**Problem description**
Gather all lines in the records below that include the word "What".

-------- Exercise materials

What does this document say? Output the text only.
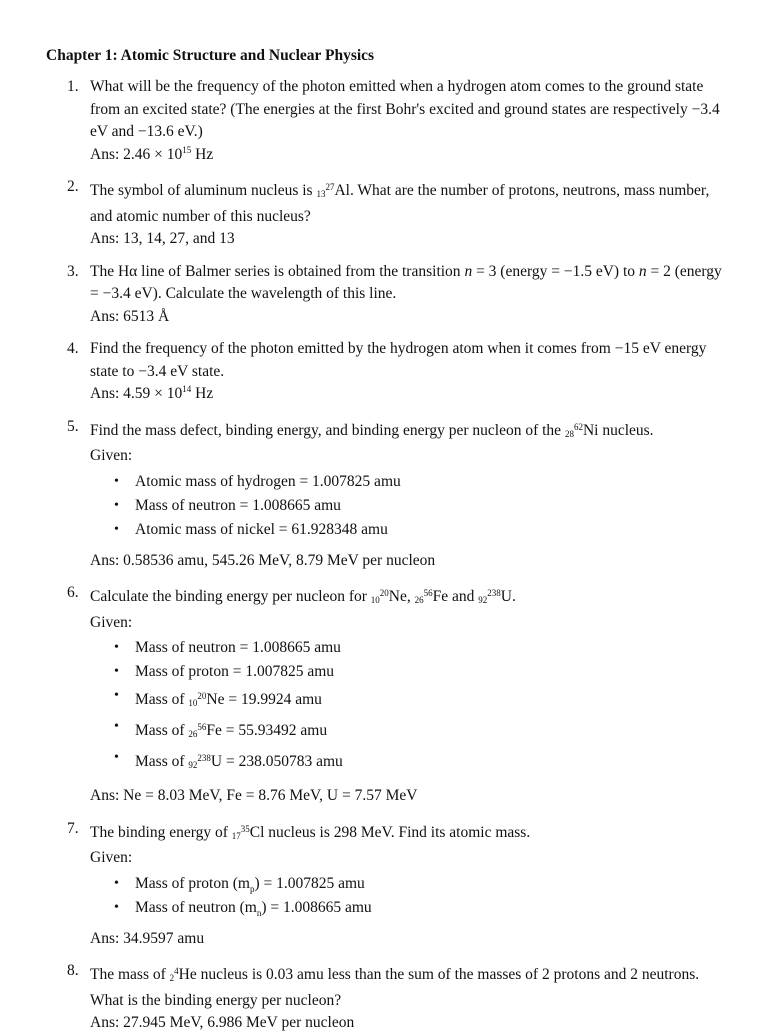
Chapter 1: Atomic Structure and Nuclear Physics
1. What will be the frequency of the photon emitted when a hydrogen atom comes to the ground state from an excited state? (The energies at the first Bohr's excited and ground states are respectively −3.4 eV and −13.6 eV.)
Ans: $2.46 \times 10^{15}$ Hz
2. The symbol of aluminum nucleus is $13^{27}Al$. What are the number of protons, neutrons, mass number, and atomic number of this nucleus?
Ans: 13, 14, 27, and 13
3. The Hα line of Balmer series is obtained from the transition n = 3 (energy = −1.5 eV) to n = 2 (energy = −3.4 eV). Calculate the wavelength of this line.
Ans: 6513 Å
4. Find the frequency of the photon emitted by the hydrogen atom when it comes from −15 eV energy state to −3.4 eV state.
Ans: $4.59 \times 10^{14}$ Hz
5. Find the mass defect, binding energy, and binding energy per nucleon of the $28^{62}Ni$ nucleus.
Given:
• Atomic mass of hydrogen = 1.007825 amu
• Mass of neutron = 1.008665 amu
• Atomic mass of nickel = 61.928348 amu
Ans: 0.58536 amu, 545.26 MeV, 8.79 MeV per nucleon
6. Calculate the binding energy per nucleon for $10^{20}Ne$, $26^{56}Fe$ and $92^{238}U$.
Given:
• Mass of neutron = 1.008665 amu
• Mass of proton = 1.007825 amu
• Mass of $10^{20}Ne = 19.9924$ amu
• Mass of $26^{56}Fe = 55.93492$ amu
• Mass of $92^{238}U = 238.050783$ amu
Ans: Ne = 8.03 MeV, Fe = 8.76 MeV, U = 7.57 MeV
7. The binding energy of $17^{35}Cl$ nucleus is 298 MeV. Find its atomic mass.
Given:
• Mass of proton $(m_p) = 1.007825$ amu
• Mass of neutron $(m_n) = 1.008665$ amu
Ans: 34.9597 amu
8. The mass of $2^4He$ nucleus is 0.03 amu less than the sum of the masses of 2 protons and 2 neutrons. What is the binding energy per nucleon?
Ans: 27.945 MeV, 6.986 MeV per nucleon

----------------

**Result of this task**
What does this document say? Output the text only.
1. What will be the frequency of the photon emitted when a hydrogen atom comes to the ground state from an excited state? (The energies at the first Bohr's excited and ground states are respectively −3.4 eV and −13.6 eV.)
2. The symbol of aluminum nucleus is $13^{27}Al$. What are the number of protons, neutrons, mass number, and atomic number of this nucleus?
8. The mass of $2^4He$ nucleus is 0.03 amu less than the sum of the masses of 2 protons and 2 neutrons. What is the binding energy per nucleon?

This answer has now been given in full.